Problem requirements => Number of lines with the string "feed" in the entries below: report it, and nothing besides.

[Excerpts from a figure dataset]
***

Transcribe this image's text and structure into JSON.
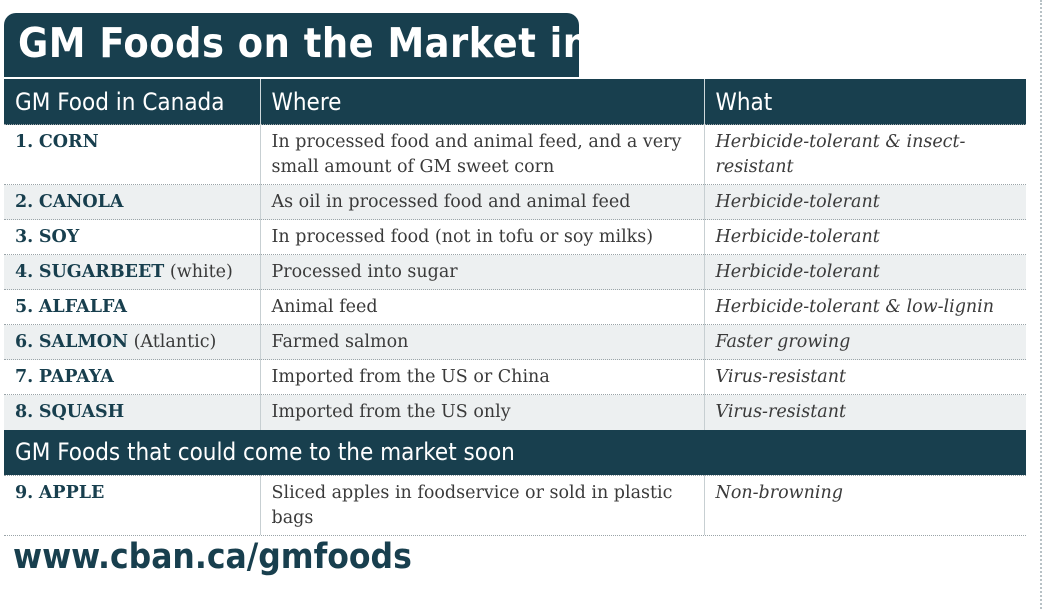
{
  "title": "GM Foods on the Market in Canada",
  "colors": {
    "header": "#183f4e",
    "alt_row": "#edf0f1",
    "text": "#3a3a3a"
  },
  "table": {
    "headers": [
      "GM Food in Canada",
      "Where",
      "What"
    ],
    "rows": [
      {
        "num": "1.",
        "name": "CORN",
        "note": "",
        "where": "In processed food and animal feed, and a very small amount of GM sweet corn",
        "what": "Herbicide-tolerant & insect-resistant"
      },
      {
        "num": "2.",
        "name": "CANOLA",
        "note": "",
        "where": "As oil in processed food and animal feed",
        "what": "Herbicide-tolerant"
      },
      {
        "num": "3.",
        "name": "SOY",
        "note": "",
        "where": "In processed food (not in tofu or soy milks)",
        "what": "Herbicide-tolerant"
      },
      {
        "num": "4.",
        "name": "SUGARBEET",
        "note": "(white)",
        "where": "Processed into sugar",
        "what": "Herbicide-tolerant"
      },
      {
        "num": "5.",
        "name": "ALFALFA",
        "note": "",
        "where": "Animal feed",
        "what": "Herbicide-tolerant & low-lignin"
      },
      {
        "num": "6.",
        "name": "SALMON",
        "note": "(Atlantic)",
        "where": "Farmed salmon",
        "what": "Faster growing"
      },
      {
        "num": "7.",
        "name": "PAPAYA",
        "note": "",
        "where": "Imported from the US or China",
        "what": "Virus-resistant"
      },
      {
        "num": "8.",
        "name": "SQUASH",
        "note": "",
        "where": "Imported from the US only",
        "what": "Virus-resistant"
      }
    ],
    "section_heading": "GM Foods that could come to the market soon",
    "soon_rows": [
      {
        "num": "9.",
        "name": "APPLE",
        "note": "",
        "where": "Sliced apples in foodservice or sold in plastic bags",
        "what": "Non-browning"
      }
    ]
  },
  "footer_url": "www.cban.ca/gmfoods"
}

***

Solution to this exercise => 3